→ **Problem details**
Skip every picture and transcribe the remaining material exactly.
####################
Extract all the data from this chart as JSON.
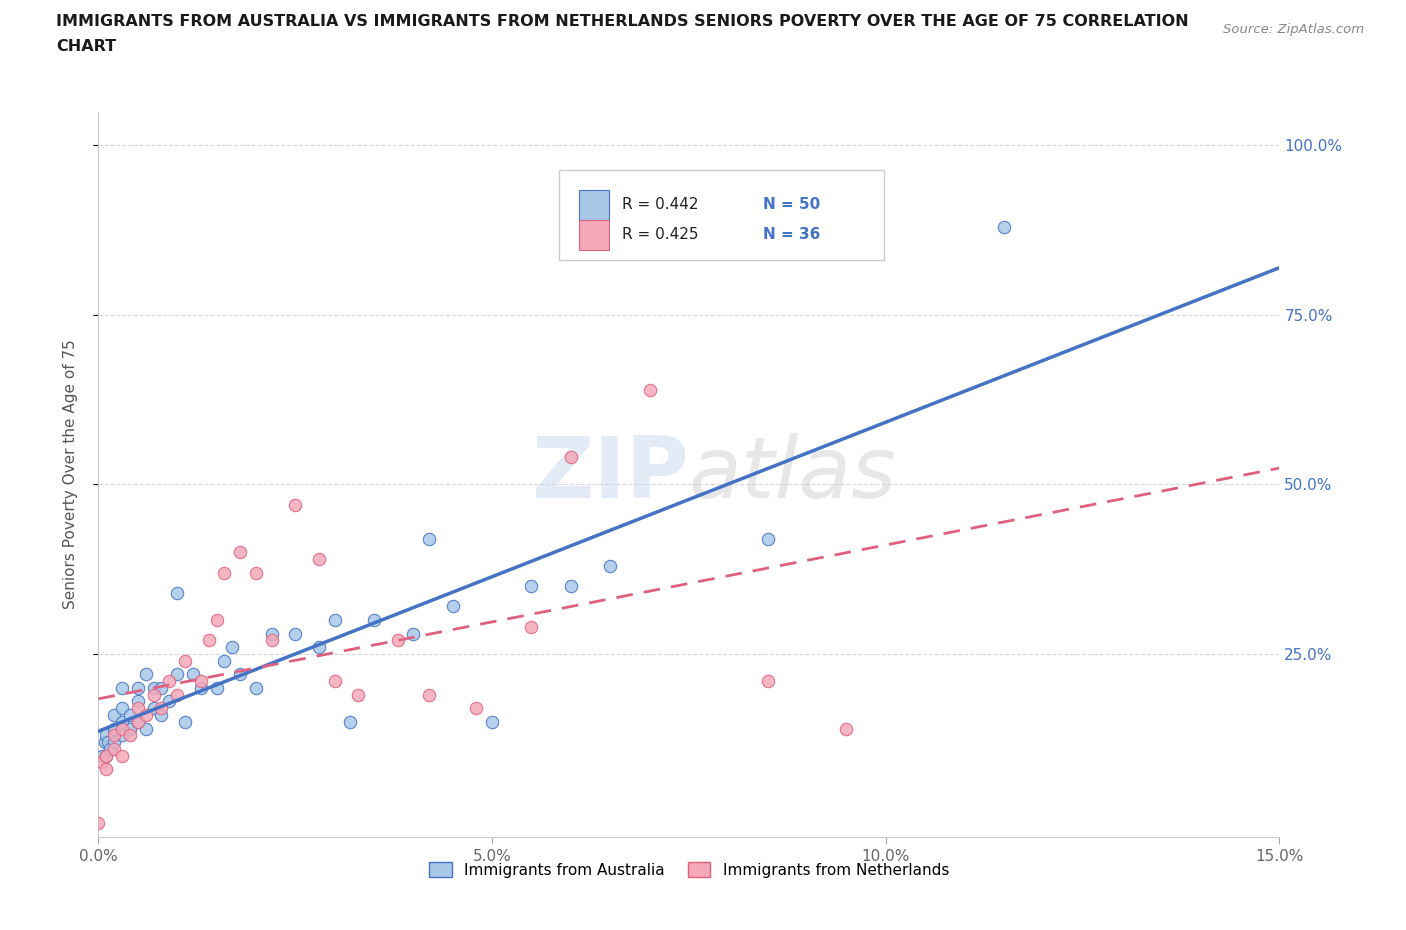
{
  "title_line1": "IMMIGRANTS FROM AUSTRALIA VS IMMIGRANTS FROM NETHERLANDS SENIORS POVERTY OVER THE AGE OF 75 CORRELATION",
  "title_line2": "CHART",
  "source": "Source: ZipAtlas.com",
  "ylabel": "Seniors Poverty Over the Age of 75",
  "xlim": [
    0.0,
    0.15
  ],
  "ylim": [
    -0.02,
    1.05
  ],
  "xticks": [
    0.0,
    0.05,
    0.1,
    0.15
  ],
  "xtick_labels": [
    "0.0%",
    "5.0%",
    "10.0%",
    "15.0%"
  ],
  "yticks": [
    0.25,
    0.5,
    0.75,
    1.0
  ],
  "ytick_labels": [
    "25.0%",
    "50.0%",
    "75.0%",
    "100.0%"
  ],
  "australia_color": "#a8c8e8",
  "netherlands_color": "#f4a8b8",
  "australia_line_color": "#4472c4",
  "netherlands_line_color": "#e06080",
  "background_color": "#ffffff",
  "grid_color": "#d8d8d8",
  "watermark": "ZIPatlas",
  "aus_x": [
    0.0005,
    0.0008,
    0.001,
    0.001,
    0.0012,
    0.0015,
    0.002,
    0.002,
    0.002,
    0.003,
    0.003,
    0.003,
    0.003,
    0.004,
    0.004,
    0.005,
    0.005,
    0.005,
    0.006,
    0.006,
    0.007,
    0.007,
    0.008,
    0.008,
    0.009,
    0.01,
    0.01,
    0.011,
    0.012,
    0.013,
    0.015,
    0.016,
    0.017,
    0.018,
    0.02,
    0.022,
    0.025,
    0.028,
    0.03,
    0.032,
    0.035,
    0.04,
    0.042,
    0.045,
    0.05,
    0.055,
    0.06,
    0.065,
    0.085,
    0.115
  ],
  "aus_y": [
    0.1,
    0.12,
    0.1,
    0.13,
    0.12,
    0.11,
    0.12,
    0.14,
    0.16,
    0.13,
    0.15,
    0.17,
    0.2,
    0.14,
    0.16,
    0.15,
    0.18,
    0.2,
    0.14,
    0.22,
    0.17,
    0.2,
    0.16,
    0.2,
    0.18,
    0.22,
    0.34,
    0.15,
    0.22,
    0.2,
    0.2,
    0.24,
    0.26,
    0.22,
    0.2,
    0.28,
    0.28,
    0.26,
    0.3,
    0.15,
    0.3,
    0.28,
    0.42,
    0.32,
    0.15,
    0.35,
    0.35,
    0.38,
    0.42,
    0.88
  ],
  "neth_x": [
    0.0005,
    0.001,
    0.001,
    0.002,
    0.002,
    0.003,
    0.003,
    0.004,
    0.005,
    0.005,
    0.006,
    0.007,
    0.008,
    0.009,
    0.01,
    0.011,
    0.013,
    0.014,
    0.015,
    0.016,
    0.018,
    0.02,
    0.022,
    0.025,
    0.028,
    0.03,
    0.033,
    0.038,
    0.042,
    0.048,
    0.055,
    0.06,
    0.07,
    0.085,
    0.095,
    0.0
  ],
  "neth_y": [
    0.09,
    0.1,
    0.08,
    0.11,
    0.13,
    0.1,
    0.14,
    0.13,
    0.15,
    0.17,
    0.16,
    0.19,
    0.17,
    0.21,
    0.19,
    0.24,
    0.21,
    0.27,
    0.3,
    0.37,
    0.4,
    0.37,
    0.27,
    0.47,
    0.39,
    0.21,
    0.19,
    0.27,
    0.19,
    0.17,
    0.29,
    0.54,
    0.64,
    0.21,
    0.14,
    0.0
  ]
}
####################
→ **Written solution**
Extract all the data from this chart as JSON.
{
  "title_line1": "IMMIGRANTS FROM AUSTRALIA VS IMMIGRANTS FROM NETHERLANDS SENIORS POVERTY OVER THE AGE OF 75 CORRELATION",
  "title_line2": "CHART",
  "source": "Source: ZipAtlas.com",
  "ylabel": "Seniors Poverty Over the Age of 75",
  "xlim": [
    0.0,
    0.15
  ],
  "ylim": [
    -0.02,
    1.05
  ],
  "xticks": [
    0.0,
    0.05,
    0.1,
    0.15
  ],
  "xtick_labels": [
    "0.0%",
    "5.0%",
    "10.0%",
    "15.0%"
  ],
  "yticks": [
    0.25,
    0.5,
    0.75,
    1.0
  ],
  "ytick_labels": [
    "25.0%",
    "50.0%",
    "75.0%",
    "100.0%"
  ],
  "australia_color": "#a8c8e8",
  "netherlands_color": "#f4a8b8",
  "australia_line_color": "#4472c4",
  "netherlands_line_color": "#e06080",
  "background_color": "#ffffff",
  "grid_color": "#d8d8d8",
  "watermark": "ZIPatlas",
  "aus_x": [
    0.0005,
    0.0008,
    0.001,
    0.001,
    0.0012,
    0.0015,
    0.002,
    0.002,
    0.002,
    0.003,
    0.003,
    0.003,
    0.003,
    0.004,
    0.004,
    0.005,
    0.005,
    0.005,
    0.006,
    0.006,
    0.007,
    0.007,
    0.008,
    0.008,
    0.009,
    0.01,
    0.01,
    0.011,
    0.012,
    0.013,
    0.015,
    0.016,
    0.017,
    0.018,
    0.02,
    0.022,
    0.025,
    0.028,
    0.03,
    0.032,
    0.035,
    0.04,
    0.042,
    0.045,
    0.05,
    0.055,
    0.06,
    0.065,
    0.085,
    0.115
  ],
  "aus_y": [
    0.1,
    0.12,
    0.1,
    0.13,
    0.12,
    0.11,
    0.12,
    0.14,
    0.16,
    0.13,
    0.15,
    0.17,
    0.2,
    0.14,
    0.16,
    0.15,
    0.18,
    0.2,
    0.14,
    0.22,
    0.17,
    0.2,
    0.16,
    0.2,
    0.18,
    0.22,
    0.34,
    0.15,
    0.22,
    0.2,
    0.2,
    0.24,
    0.26,
    0.22,
    0.2,
    0.28,
    0.28,
    0.26,
    0.3,
    0.15,
    0.3,
    0.28,
    0.42,
    0.32,
    0.15,
    0.35,
    0.35,
    0.38,
    0.42,
    0.88
  ],
  "neth_x": [
    0.0005,
    0.001,
    0.001,
    0.002,
    0.002,
    0.003,
    0.003,
    0.004,
    0.005,
    0.005,
    0.006,
    0.007,
    0.008,
    0.009,
    0.01,
    0.011,
    0.013,
    0.014,
    0.015,
    0.016,
    0.018,
    0.02,
    0.022,
    0.025,
    0.028,
    0.03,
    0.033,
    0.038,
    0.042,
    0.048,
    0.055,
    0.06,
    0.07,
    0.085,
    0.095,
    0.0
  ],
  "neth_y": [
    0.09,
    0.1,
    0.08,
    0.11,
    0.13,
    0.1,
    0.14,
    0.13,
    0.15,
    0.17,
    0.16,
    0.19,
    0.17,
    0.21,
    0.19,
    0.24,
    0.21,
    0.27,
    0.3,
    0.37,
    0.4,
    0.37,
    0.27,
    0.47,
    0.39,
    0.21,
    0.19,
    0.27,
    0.19,
    0.17,
    0.29,
    0.54,
    0.64,
    0.21,
    0.14,
    0.0
  ]
}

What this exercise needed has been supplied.